— start of DATA —
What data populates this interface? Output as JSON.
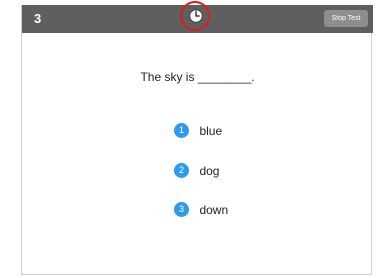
{
  "header": {
    "question_number": "3",
    "timer_icon": "clock-icon",
    "stop_button_label": "Stop Test"
  },
  "question": {
    "text": "The sky is ________."
  },
  "options": [
    {
      "number": "1",
      "label": "blue"
    },
    {
      "number": "2",
      "label": "dog"
    },
    {
      "number": "3",
      "label": "down"
    }
  ],
  "colors": {
    "header_bar": "#5f5f5f",
    "option_badge": "#2f9be8",
    "timer_highlight": "#d81d1d",
    "stop_button": "#8e8e8e"
  }
}
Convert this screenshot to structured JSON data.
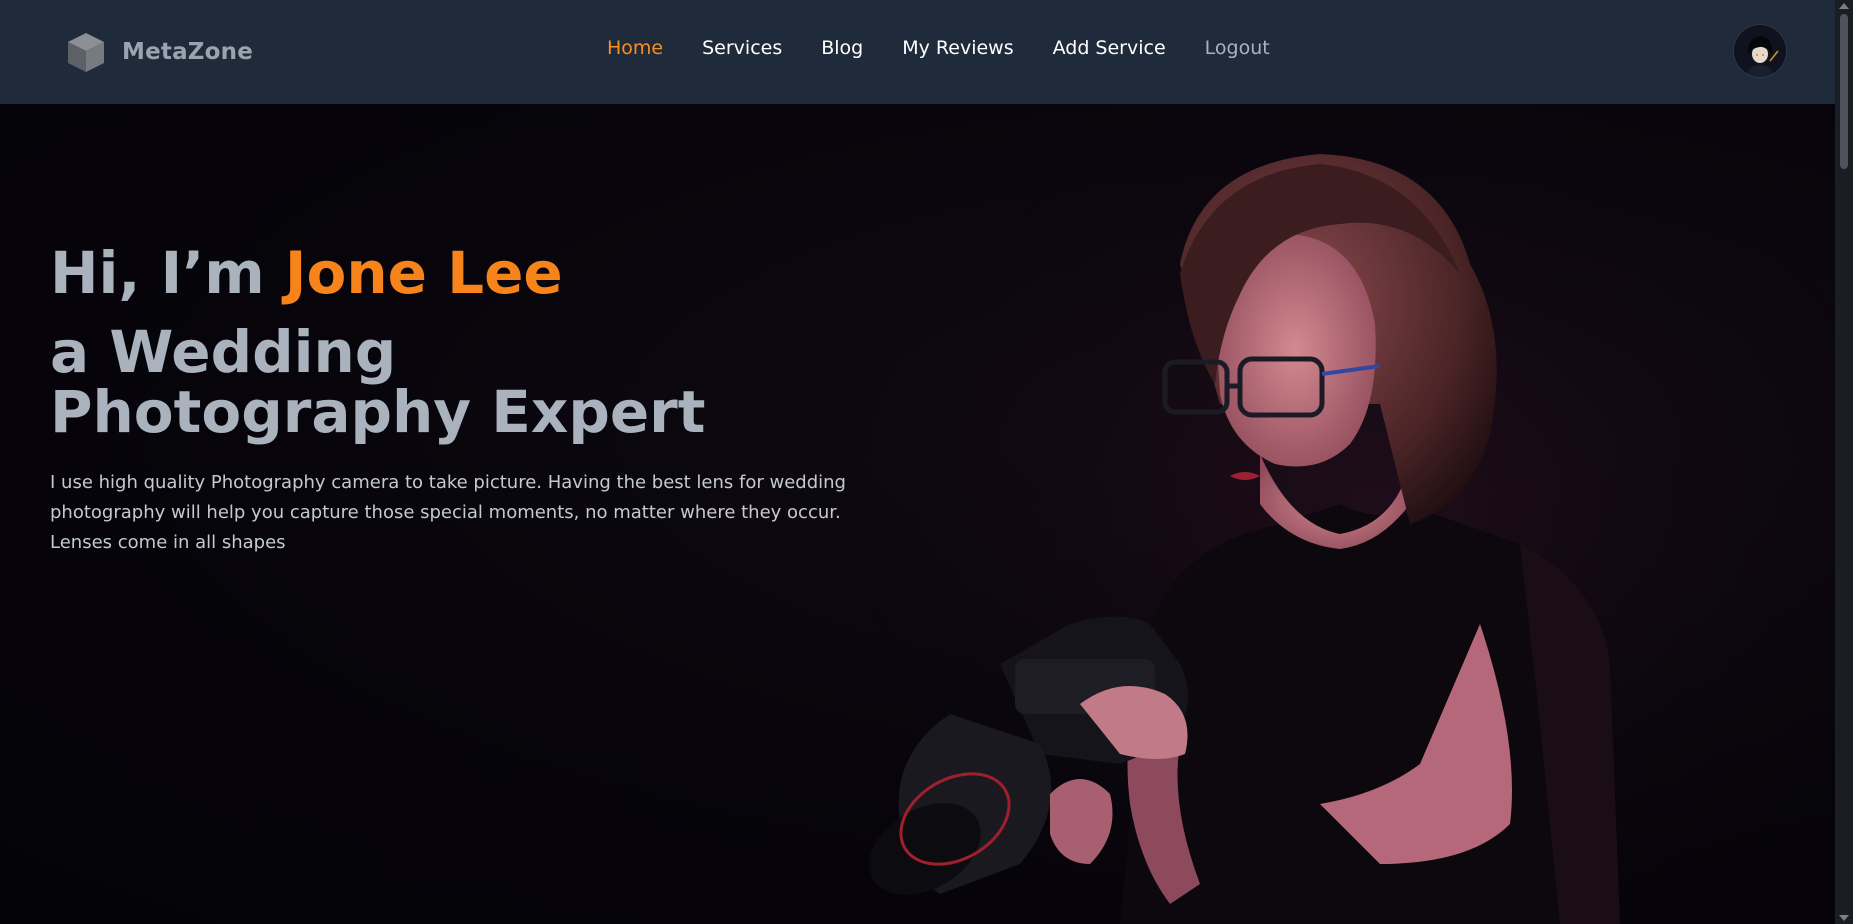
{
  "navbar": {
    "brand_name": "MetaZone",
    "brand_icon": "cube-icon",
    "links": [
      {
        "label": "Home",
        "active": true
      },
      {
        "label": "Services"
      },
      {
        "label": "Blog"
      },
      {
        "label": "My Reviews"
      },
      {
        "label": "Add Service"
      },
      {
        "label": "Logout"
      }
    ],
    "avatar_icon": "user-avatar"
  },
  "hero": {
    "greeting": "Hi, I’m ",
    "name": "Jone Lee",
    "title": "a Wedding Photography Expert",
    "description": "I use high quality Photography camera to take picture. Having the best lens for wedding photography will help you capture those special moments, no matter where they occur. Lenses come in all shapes"
  },
  "colors": {
    "accent": "#f7841a",
    "nav_bg": "#1f2a3b",
    "hero_bg": "#06040a",
    "heading": "#a9b2bd"
  }
}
— end of DATA —
# [STATED TASK]
Write out exactly, and nothing more than, the lines of the entries above from the line containing "Convert this screenshot" through the final line; omit any pictures.

# [THE ANSWER]
Convert this screenshot to structured JSON data.
{
  "navbar": {
    "brand_name": "MetaZone",
    "brand_icon": "cube-icon",
    "links": [
      {
        "label": "Home",
        "active": true
      },
      {
        "label": "Services"
      },
      {
        "label": "Blog"
      },
      {
        "label": "My Reviews"
      },
      {
        "label": "Add Service"
      },
      {
        "label": "Logout"
      }
    ],
    "avatar_icon": "user-avatar"
  },
  "hero": {
    "greeting": "Hi, I’m ",
    "name": "Jone Lee",
    "title": "a Wedding Photography Expert",
    "description": "I use high quality Photography camera to take picture. Having the best lens for wedding photography will help you capture those special moments, no matter where they occur. Lenses come in all shapes"
  },
  "colors": {
    "accent": "#f7841a",
    "nav_bg": "#1f2a3b",
    "hero_bg": "#06040a",
    "heading": "#a9b2bd"
  }
}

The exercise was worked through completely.